-- START EXTRACTED TEXT --

NOTE As seen in the above dataframe, we have predictions and scores from two different models. Without SME input, it's not straightforward to determine which model is producing more meaningful results. Therefore, we label a deployment as anomalous only when both models claim it to be so (i.e. there is higher confidence that the deployment really is anomalous).

When it comes to displaying the anomaly scores, if we show scores from both models to the end user, then it might confuse them. So as a workaround we display the score that is more severe of the two.

Explaining Predictions: Deployment Level Insights

Now that we have trained the models and gotten anomaly predictions, we want to determine why these deployments got laballed anomalous. That is, specifically what characteristics of the deployment made the model think that it is out of the ordinary? This would give SMEs or support engineers clues about what the underlying problem is, and thus help them fix it.

-- END EXTRACTED TEXT --
-- START ENTRIES SHOWN --

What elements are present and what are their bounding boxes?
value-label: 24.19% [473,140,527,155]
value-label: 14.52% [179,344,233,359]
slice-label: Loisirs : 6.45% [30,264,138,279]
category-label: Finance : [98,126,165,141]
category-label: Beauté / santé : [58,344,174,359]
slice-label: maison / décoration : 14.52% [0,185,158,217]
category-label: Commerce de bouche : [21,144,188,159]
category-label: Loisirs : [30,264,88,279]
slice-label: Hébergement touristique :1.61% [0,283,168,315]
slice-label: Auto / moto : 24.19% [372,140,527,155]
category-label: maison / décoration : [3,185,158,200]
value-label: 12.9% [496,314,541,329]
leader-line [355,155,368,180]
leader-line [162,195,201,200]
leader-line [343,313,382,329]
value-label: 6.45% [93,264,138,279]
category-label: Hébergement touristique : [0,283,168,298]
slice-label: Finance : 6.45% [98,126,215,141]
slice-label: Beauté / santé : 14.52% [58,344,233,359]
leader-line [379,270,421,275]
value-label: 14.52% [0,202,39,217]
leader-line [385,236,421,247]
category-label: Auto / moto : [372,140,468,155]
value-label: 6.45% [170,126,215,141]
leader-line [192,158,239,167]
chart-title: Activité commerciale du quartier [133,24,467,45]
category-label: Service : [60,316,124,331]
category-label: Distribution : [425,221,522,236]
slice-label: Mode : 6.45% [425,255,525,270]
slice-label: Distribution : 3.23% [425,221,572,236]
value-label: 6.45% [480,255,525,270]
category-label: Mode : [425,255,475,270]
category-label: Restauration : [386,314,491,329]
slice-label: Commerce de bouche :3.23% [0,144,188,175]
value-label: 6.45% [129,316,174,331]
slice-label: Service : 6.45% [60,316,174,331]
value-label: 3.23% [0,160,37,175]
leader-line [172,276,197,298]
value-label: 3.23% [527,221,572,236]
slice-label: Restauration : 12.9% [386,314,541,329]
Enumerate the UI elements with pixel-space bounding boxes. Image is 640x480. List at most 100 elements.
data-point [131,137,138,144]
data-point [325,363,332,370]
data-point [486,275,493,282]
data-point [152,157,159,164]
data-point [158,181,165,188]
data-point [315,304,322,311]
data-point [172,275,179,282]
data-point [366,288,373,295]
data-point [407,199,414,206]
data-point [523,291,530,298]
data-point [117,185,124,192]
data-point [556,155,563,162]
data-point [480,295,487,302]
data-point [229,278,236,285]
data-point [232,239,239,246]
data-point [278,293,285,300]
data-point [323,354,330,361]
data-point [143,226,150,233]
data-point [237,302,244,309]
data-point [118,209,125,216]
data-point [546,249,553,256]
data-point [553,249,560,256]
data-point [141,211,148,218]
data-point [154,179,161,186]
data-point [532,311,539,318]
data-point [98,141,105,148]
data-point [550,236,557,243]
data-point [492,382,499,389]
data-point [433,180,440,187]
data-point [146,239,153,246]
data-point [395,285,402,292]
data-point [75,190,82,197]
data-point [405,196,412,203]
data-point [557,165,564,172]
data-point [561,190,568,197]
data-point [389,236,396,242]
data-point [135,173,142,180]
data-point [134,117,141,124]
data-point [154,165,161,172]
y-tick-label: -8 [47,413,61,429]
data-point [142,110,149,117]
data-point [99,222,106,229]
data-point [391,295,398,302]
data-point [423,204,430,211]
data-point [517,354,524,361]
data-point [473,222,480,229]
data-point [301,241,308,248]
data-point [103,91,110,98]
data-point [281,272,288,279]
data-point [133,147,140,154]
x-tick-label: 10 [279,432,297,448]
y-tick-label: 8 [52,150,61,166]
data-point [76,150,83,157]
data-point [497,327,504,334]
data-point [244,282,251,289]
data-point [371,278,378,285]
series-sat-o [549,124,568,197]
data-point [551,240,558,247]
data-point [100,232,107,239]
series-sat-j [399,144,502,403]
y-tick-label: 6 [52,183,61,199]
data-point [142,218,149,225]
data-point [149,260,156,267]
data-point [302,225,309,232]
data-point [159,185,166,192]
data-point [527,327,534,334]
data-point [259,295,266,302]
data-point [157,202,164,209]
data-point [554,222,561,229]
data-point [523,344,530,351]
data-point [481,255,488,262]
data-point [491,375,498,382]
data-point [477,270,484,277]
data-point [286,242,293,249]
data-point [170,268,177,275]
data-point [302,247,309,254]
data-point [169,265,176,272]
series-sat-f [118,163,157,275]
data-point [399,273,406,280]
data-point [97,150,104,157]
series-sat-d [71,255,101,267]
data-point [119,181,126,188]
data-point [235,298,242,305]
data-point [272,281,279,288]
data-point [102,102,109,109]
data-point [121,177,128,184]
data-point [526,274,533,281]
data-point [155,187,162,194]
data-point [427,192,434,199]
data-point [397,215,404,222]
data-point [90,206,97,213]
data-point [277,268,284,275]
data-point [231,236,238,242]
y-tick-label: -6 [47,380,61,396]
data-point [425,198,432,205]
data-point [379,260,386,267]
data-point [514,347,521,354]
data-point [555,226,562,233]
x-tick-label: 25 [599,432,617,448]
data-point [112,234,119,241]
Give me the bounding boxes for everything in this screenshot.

-- END ENTRIES SHOWN --
-- START ENTRIES SHOWN --

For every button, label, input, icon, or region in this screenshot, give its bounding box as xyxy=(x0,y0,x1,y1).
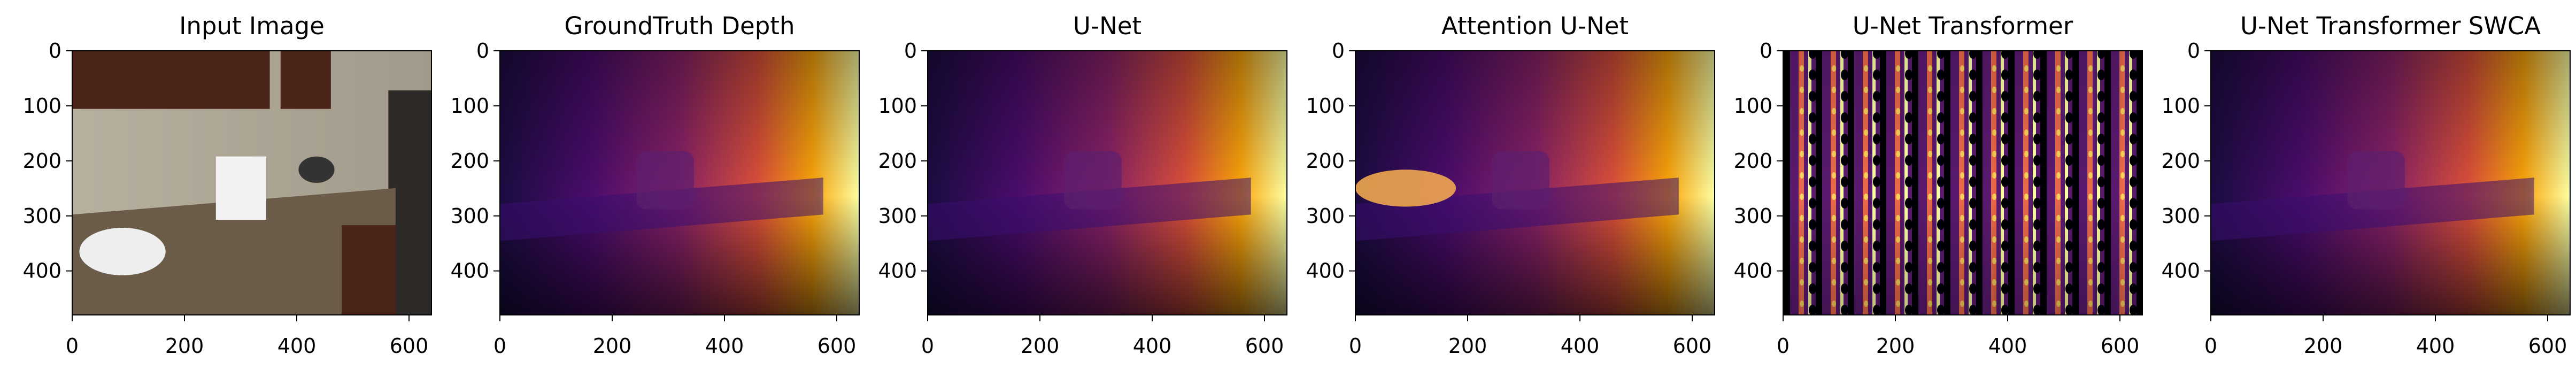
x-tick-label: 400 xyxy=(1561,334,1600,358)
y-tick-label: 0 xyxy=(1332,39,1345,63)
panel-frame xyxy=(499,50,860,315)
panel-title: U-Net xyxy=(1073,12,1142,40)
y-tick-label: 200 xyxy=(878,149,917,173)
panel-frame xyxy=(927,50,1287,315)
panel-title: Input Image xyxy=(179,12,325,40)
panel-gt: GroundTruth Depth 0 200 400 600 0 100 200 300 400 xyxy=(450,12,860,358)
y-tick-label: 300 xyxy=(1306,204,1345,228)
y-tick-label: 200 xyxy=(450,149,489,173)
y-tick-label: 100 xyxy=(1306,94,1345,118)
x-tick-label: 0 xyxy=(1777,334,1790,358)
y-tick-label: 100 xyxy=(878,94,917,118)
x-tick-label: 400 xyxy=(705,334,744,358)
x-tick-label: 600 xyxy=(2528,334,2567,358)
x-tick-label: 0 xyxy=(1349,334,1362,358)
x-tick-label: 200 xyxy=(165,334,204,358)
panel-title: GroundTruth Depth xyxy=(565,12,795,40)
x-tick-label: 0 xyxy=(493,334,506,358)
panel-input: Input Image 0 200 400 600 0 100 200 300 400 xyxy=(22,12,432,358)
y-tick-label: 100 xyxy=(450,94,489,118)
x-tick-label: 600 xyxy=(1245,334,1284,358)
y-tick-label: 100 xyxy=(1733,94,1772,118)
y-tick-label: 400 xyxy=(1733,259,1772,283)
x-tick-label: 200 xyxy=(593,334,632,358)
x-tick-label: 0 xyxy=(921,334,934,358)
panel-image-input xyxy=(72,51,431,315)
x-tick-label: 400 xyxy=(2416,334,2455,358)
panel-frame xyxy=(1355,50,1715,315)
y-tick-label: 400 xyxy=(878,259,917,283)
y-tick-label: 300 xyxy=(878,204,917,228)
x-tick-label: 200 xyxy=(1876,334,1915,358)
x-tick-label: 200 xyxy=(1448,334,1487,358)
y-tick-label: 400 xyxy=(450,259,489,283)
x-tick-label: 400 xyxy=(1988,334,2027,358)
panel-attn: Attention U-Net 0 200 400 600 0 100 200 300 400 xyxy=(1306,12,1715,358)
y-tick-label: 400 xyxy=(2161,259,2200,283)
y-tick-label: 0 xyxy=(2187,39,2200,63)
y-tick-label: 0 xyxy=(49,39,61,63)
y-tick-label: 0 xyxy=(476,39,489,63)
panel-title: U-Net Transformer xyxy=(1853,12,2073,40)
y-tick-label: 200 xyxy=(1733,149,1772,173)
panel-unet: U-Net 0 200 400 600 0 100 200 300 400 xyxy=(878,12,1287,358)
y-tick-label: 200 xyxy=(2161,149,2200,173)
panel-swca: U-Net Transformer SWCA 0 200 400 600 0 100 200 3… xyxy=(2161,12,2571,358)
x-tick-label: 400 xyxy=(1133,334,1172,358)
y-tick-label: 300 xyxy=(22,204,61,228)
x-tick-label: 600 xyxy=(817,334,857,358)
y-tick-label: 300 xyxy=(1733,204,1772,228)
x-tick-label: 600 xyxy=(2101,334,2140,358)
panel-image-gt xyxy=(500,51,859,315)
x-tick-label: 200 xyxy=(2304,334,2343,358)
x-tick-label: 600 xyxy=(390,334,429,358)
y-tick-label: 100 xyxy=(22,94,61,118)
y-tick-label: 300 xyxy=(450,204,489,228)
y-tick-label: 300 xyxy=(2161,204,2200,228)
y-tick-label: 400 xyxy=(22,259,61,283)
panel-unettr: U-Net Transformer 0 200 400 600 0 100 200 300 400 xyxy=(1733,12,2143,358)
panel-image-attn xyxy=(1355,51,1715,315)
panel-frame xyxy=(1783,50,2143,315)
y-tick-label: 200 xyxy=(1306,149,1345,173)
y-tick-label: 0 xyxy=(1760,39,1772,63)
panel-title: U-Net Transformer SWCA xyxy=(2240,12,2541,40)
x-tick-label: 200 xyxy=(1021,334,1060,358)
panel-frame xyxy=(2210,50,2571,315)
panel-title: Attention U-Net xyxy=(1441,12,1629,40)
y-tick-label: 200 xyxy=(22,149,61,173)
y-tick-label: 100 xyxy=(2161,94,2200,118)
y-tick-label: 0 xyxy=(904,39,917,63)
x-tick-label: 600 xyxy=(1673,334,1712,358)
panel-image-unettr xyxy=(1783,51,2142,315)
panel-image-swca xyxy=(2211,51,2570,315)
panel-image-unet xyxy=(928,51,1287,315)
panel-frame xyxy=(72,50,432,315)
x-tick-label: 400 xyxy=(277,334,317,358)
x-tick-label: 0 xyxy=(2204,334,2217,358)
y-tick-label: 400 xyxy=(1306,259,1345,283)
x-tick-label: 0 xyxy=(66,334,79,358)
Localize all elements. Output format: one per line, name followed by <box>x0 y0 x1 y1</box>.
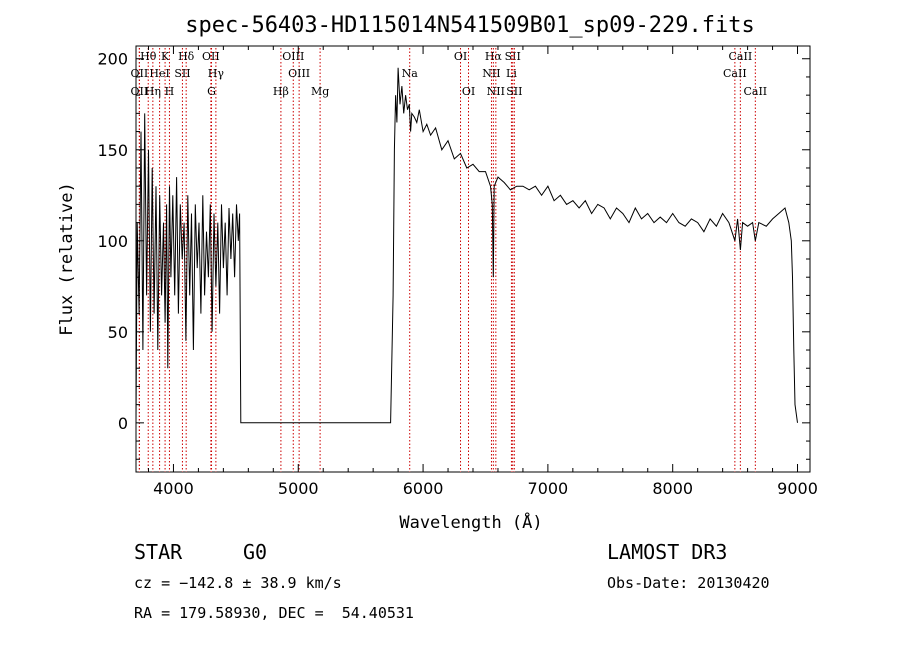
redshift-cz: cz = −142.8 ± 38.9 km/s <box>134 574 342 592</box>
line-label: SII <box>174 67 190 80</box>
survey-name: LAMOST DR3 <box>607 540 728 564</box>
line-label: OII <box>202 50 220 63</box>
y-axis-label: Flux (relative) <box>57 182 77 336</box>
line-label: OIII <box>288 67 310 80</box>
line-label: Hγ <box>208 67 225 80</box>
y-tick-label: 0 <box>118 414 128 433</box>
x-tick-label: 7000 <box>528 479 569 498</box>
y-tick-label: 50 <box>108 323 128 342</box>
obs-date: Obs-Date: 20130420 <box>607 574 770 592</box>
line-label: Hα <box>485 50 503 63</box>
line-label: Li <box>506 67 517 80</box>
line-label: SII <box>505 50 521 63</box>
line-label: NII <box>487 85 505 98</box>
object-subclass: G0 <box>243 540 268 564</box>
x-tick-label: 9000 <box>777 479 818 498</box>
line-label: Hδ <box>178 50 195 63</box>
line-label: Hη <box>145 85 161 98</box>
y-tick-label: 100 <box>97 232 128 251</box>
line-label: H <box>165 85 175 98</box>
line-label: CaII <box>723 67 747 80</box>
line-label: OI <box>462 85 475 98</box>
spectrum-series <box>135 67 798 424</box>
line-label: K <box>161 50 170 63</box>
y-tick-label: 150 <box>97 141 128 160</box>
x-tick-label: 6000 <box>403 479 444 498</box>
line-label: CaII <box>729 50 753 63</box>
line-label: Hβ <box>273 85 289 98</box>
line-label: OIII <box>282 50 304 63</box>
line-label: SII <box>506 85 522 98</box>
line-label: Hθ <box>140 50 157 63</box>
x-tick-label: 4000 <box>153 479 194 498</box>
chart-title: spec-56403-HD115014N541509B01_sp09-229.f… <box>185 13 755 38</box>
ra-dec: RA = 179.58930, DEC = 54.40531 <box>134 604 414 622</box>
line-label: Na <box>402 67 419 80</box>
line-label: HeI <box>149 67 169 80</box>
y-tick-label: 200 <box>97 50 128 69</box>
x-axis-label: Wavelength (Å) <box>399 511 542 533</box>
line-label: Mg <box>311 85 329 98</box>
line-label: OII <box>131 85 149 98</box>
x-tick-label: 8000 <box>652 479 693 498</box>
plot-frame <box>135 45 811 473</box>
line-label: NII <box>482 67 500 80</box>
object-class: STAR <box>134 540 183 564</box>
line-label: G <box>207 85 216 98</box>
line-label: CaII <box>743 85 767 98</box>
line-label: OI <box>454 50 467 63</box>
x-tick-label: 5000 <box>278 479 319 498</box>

-- END ENTRIES SHOWN --
-- START ENTRIES SHOWN --

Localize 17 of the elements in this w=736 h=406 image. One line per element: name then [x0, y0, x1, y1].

-- END ENTRIES SHOWN --

• **REQUIRED WORK**
• 1. In the anomaly-detection passage, reproduce the text starting with "NOTE As seen" and going on through "really is anomalous).".
• 2. According to the anomaly-detection passage, when is a deployment labeled as anomalous?

• **ANSWERS BY TASK**
• 1.
NOTE As seen in the above dataframe, we have predictions and scores from two different models. Without SME input, it's not straightforward to determine which model is producing more meaningful results. Therefore, we label a deployment as anomalous only when both models claim it to be so (i.e. there is higher confidence that the deployment really is anomalous).

• 2. Only when both models claim it to be anomalous.